═══ ROWS

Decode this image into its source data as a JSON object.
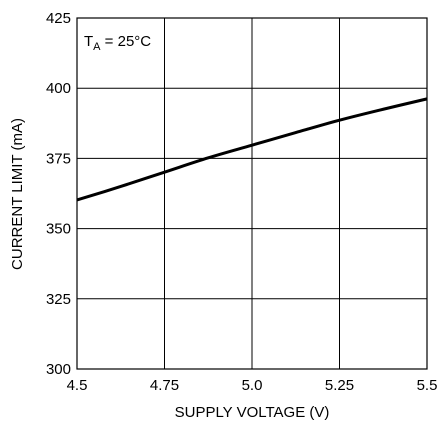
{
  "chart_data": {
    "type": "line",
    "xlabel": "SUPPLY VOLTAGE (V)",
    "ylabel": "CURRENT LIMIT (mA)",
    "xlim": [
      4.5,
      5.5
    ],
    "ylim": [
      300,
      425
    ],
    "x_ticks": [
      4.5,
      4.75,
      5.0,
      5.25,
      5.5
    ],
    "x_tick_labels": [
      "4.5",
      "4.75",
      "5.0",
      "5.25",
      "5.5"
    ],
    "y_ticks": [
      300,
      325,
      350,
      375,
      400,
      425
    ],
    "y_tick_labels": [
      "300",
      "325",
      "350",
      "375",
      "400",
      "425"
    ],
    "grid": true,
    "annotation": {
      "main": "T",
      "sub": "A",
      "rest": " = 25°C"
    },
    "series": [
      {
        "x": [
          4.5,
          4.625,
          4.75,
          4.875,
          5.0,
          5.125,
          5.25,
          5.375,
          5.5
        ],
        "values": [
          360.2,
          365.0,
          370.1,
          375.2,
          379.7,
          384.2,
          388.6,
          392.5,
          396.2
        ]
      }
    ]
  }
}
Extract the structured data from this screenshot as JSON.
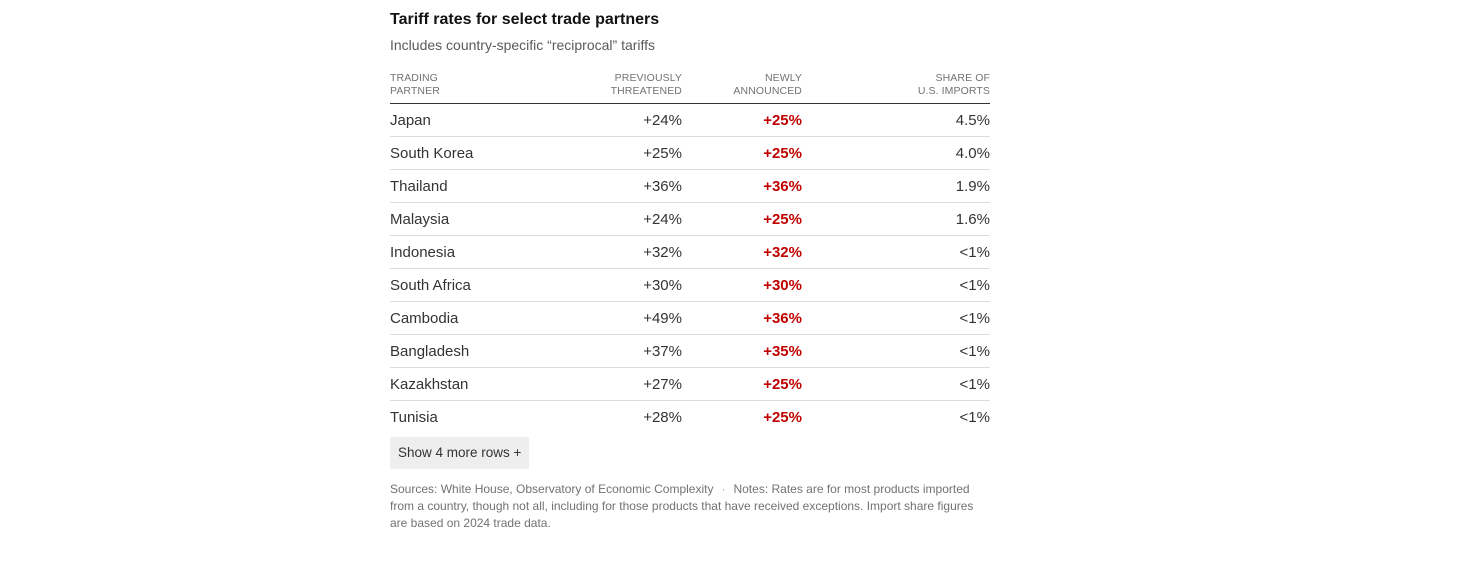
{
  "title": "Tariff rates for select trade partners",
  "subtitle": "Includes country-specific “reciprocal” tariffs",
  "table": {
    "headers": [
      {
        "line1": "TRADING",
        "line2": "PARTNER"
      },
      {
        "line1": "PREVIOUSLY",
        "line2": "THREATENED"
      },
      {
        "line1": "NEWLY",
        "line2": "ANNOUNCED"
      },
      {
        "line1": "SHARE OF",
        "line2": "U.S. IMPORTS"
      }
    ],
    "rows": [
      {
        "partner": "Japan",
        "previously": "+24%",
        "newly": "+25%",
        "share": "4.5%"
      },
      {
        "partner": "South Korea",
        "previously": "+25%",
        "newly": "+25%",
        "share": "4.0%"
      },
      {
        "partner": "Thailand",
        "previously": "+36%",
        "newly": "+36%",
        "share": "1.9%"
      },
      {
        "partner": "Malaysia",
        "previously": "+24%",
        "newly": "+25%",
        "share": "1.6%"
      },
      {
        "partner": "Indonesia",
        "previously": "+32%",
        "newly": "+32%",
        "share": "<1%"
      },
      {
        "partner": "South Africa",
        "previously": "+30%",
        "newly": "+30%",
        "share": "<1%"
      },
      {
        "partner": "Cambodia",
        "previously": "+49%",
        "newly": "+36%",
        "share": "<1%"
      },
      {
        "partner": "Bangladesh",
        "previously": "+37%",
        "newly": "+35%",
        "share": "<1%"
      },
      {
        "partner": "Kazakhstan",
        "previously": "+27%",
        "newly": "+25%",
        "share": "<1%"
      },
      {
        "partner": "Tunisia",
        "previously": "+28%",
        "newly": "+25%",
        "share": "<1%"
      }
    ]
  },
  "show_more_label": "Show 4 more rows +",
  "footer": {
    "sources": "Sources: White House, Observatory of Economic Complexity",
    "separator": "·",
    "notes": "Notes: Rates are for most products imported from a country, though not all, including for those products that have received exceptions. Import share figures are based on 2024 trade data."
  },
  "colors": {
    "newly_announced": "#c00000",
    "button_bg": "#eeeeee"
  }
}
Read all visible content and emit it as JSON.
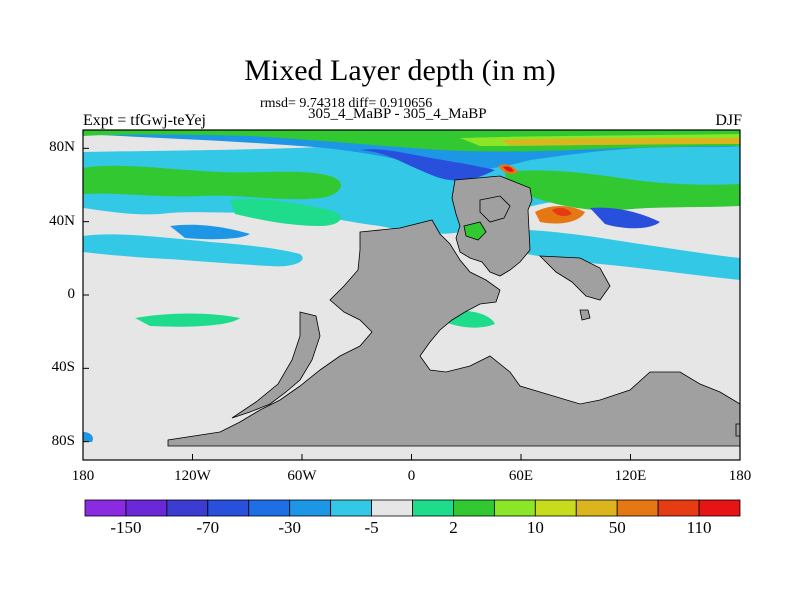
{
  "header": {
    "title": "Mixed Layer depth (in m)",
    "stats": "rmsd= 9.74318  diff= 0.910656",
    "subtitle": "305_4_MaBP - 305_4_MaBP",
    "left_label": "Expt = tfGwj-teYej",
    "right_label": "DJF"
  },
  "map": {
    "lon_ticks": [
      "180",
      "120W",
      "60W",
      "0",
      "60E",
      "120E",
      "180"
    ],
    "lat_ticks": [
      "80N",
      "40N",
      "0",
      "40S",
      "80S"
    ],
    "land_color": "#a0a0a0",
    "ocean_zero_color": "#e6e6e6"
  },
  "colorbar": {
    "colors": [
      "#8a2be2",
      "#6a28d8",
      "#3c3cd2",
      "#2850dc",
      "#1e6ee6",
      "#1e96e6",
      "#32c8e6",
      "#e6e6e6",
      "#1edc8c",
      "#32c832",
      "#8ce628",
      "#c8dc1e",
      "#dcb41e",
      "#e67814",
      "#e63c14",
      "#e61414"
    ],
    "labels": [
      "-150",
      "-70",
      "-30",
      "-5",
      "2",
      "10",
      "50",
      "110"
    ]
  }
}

══════

Gather all lines where the word "this" appears.

Decode this image into its source data as a JSON object.
Extract the structured data from this screenshot as JSON.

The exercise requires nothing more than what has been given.